**Supplied records**.
□ □ □ □ □ □ □

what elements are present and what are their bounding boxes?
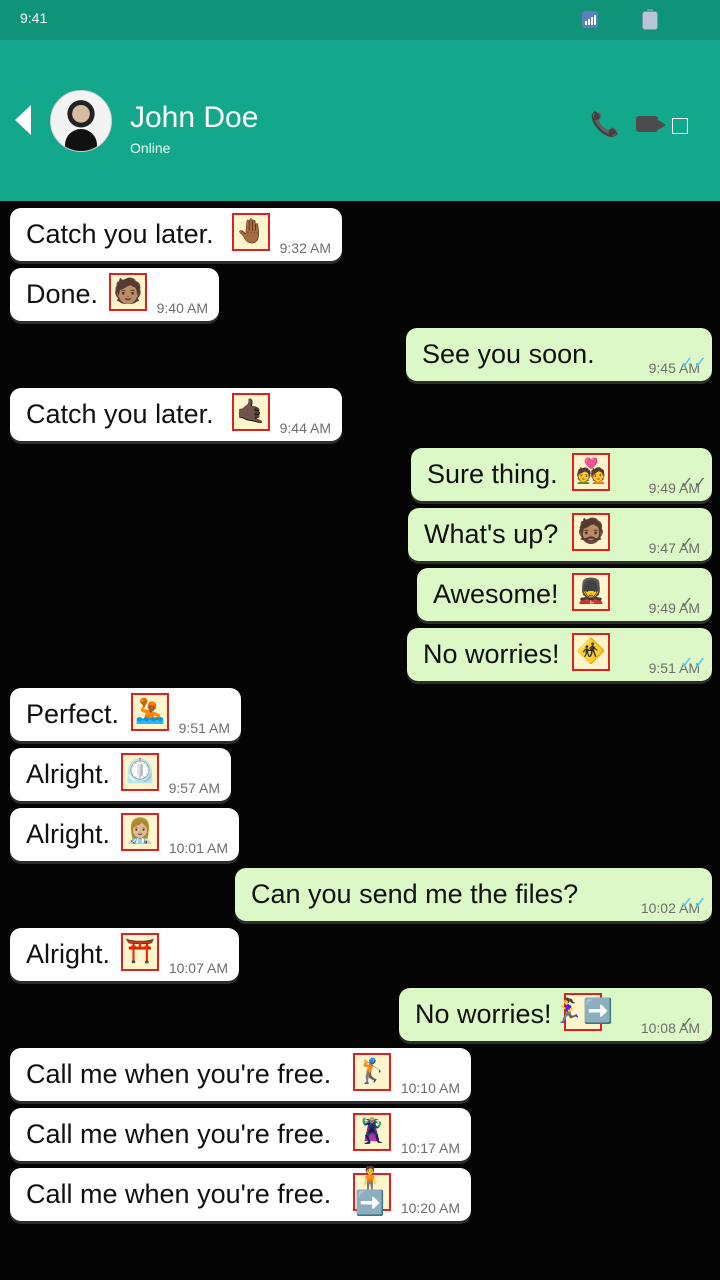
message-bubble[interactable]: Done. 🧑🏽 9:40 AM xyxy=(10,268,219,321)
menu-icon[interactable] xyxy=(672,118,688,134)
emoji: 🧑🏽 xyxy=(109,273,147,311)
message-time: 9:40 AM xyxy=(156,300,208,316)
emoji: 🏃‍♀️➡️ xyxy=(553,993,613,1031)
message-bubble[interactable]: Catch you later. 🤚🏾 9:32 AM xyxy=(10,208,342,261)
message-time: 10:10 AM xyxy=(400,1080,460,1096)
message-text: Call me when you're free. xyxy=(26,1119,332,1149)
message-text: Call me when you're free. xyxy=(26,1059,332,1089)
message-bubble[interactable]: Call me when you're free. 🧍➡️ 10:20 AM xyxy=(10,1168,471,1221)
read-receipt-icon: ✓✓ xyxy=(680,895,707,912)
emoji: 🚸 xyxy=(572,633,610,671)
message-time: 9:51 AM xyxy=(178,720,230,736)
emoji: 💂 xyxy=(572,573,610,611)
message-text: Catch you later. xyxy=(26,219,214,249)
message-text: No worries! xyxy=(423,639,560,669)
status-time: 9:41 xyxy=(20,10,48,26)
contact-name[interactable]: John Doe xyxy=(130,100,258,136)
emoji: 🦹🏼 xyxy=(353,1113,391,1151)
message-time: 10:01 AM xyxy=(168,840,228,856)
message-bubble[interactable]: Perfect. 🤽🏾 9:51 AM xyxy=(10,688,241,741)
message-bubble[interactable]: No worries! 🏃‍♀️➡️ 10:08 AM ✓ xyxy=(399,988,712,1041)
emoji: ⏲️ xyxy=(121,753,159,791)
message-text: See you soon. xyxy=(422,339,595,369)
message-text: Alright. xyxy=(26,759,111,789)
phone-icon[interactable]: 📞 xyxy=(590,110,620,138)
back-arrow-icon[interactable] xyxy=(15,105,31,135)
message-time: 9:57 AM xyxy=(168,780,220,796)
message-time: 9:32 AM xyxy=(279,240,331,256)
status-bar: 9:41 xyxy=(0,0,720,40)
message-time: 10:20 AM xyxy=(400,1200,460,1216)
sent-receipt-icon: ✓ xyxy=(680,595,694,612)
message-text: What's up? xyxy=(424,519,559,549)
message-text: Done. xyxy=(26,279,99,309)
video-camera-icon[interactable] xyxy=(630,110,666,138)
message-bubble[interactable]: Alright. ⛩️ 10:07 AM xyxy=(10,928,239,981)
message-text: No worries! xyxy=(415,999,552,1029)
sent-receipt-icon: ✓ xyxy=(680,1015,694,1032)
message-text: Perfect. xyxy=(26,699,120,729)
emoji: 🧍➡️ xyxy=(353,1168,391,1216)
message-text: Catch you later. xyxy=(26,399,214,429)
emoji: 🤽🏾 xyxy=(131,693,169,731)
message-bubble[interactable]: Can you send me the files? 10:02 AM ✓✓ xyxy=(235,868,712,921)
signal-icon xyxy=(582,11,598,28)
message-bubble[interactable]: No worries! 🚸 9:51 AM ✓✓ xyxy=(407,628,712,681)
read-receipt-icon: ✓✓ xyxy=(680,655,707,672)
message-time: 9:44 AM xyxy=(279,420,331,436)
emoji: 🧔🏽 xyxy=(572,513,610,551)
delivered-receipt-icon: ✓✓ xyxy=(680,475,707,492)
emoji: 🤙🏿 xyxy=(232,393,270,431)
emoji: ⛩️ xyxy=(121,933,159,971)
avatar[interactable] xyxy=(50,90,112,152)
chat-header: John Doe Online 📞 xyxy=(0,40,720,201)
message-bubble[interactable]: Alright. ⏲️ 9:57 AM xyxy=(10,748,231,801)
message-list[interactable]: Catch you later. 🤚🏾 9:32 AM Done. 🧑🏽 9:4… xyxy=(0,201,720,1280)
message-text: Can you send me the files? xyxy=(251,879,579,909)
message-text: Sure thing. xyxy=(427,459,558,489)
message-text: Call me when you're free. xyxy=(26,1179,332,1209)
read-receipt-icon: ✓✓ xyxy=(680,355,707,372)
emoji: 🏌️ xyxy=(353,1053,391,1091)
message-bubble[interactable]: What's up? 🧔🏽 9:47 AM ✓ xyxy=(408,508,712,561)
message-bubble[interactable]: Call me when you're free. 🦹🏼 10:17 AM xyxy=(10,1108,471,1161)
battery-icon xyxy=(642,9,658,30)
emoji: 👩🏼‍⚕️ xyxy=(121,813,159,851)
message-time: 10:17 AM xyxy=(400,1140,460,1156)
message-bubble[interactable]: Sure thing. 💑 9:49 AM ✓✓ xyxy=(411,448,712,501)
message-bubble[interactable]: Alright. 👩🏼‍⚕️ 10:01 AM xyxy=(10,808,239,861)
message-text: Awesome! xyxy=(433,579,559,609)
message-bubble[interactable]: See you soon. 9:45 AM ✓✓ xyxy=(406,328,712,381)
emoji: 💑 xyxy=(572,453,610,491)
message-bubble[interactable]: Catch you later. 🤙🏿 9:44 AM xyxy=(10,388,342,441)
emoji: 🤚🏾 xyxy=(232,213,270,251)
sent-receipt-icon: ✓ xyxy=(680,535,694,552)
message-text: Alright. xyxy=(26,939,111,969)
message-bubble[interactable]: Awesome! 💂 9:49 AM ✓ xyxy=(417,568,712,621)
message-time: 10:07 AM xyxy=(168,960,228,976)
message-text: Alright. xyxy=(26,819,111,849)
contact-status: Online xyxy=(130,140,171,156)
message-bubble[interactable]: Call me when you're free. 🏌️ 10:10 AM xyxy=(10,1048,471,1101)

□ □ □ □ □ □ □

**Problem to solve**.
Copy the lines verbatim, beginning with the line containing "message-bubble[interactable]: Done. 🧑🏽" and continuing through the line containing "message-time: 10:10 AM".

**Output below**.
message-bubble[interactable]: Done. 🧑🏽 9:40 AM xyxy=(10,268,219,321)
menu-icon[interactable] xyxy=(672,118,688,134)
emoji: 🧑🏽 xyxy=(109,273,147,311)
message-time: 9:40 AM xyxy=(156,300,208,316)
emoji: 🏃‍♀️➡️ xyxy=(553,993,613,1031)
message-bubble[interactable]: Catch you later. 🤚🏾 9:32 AM xyxy=(10,208,342,261)
message-time: 10:10 AM xyxy=(400,1080,460,1096)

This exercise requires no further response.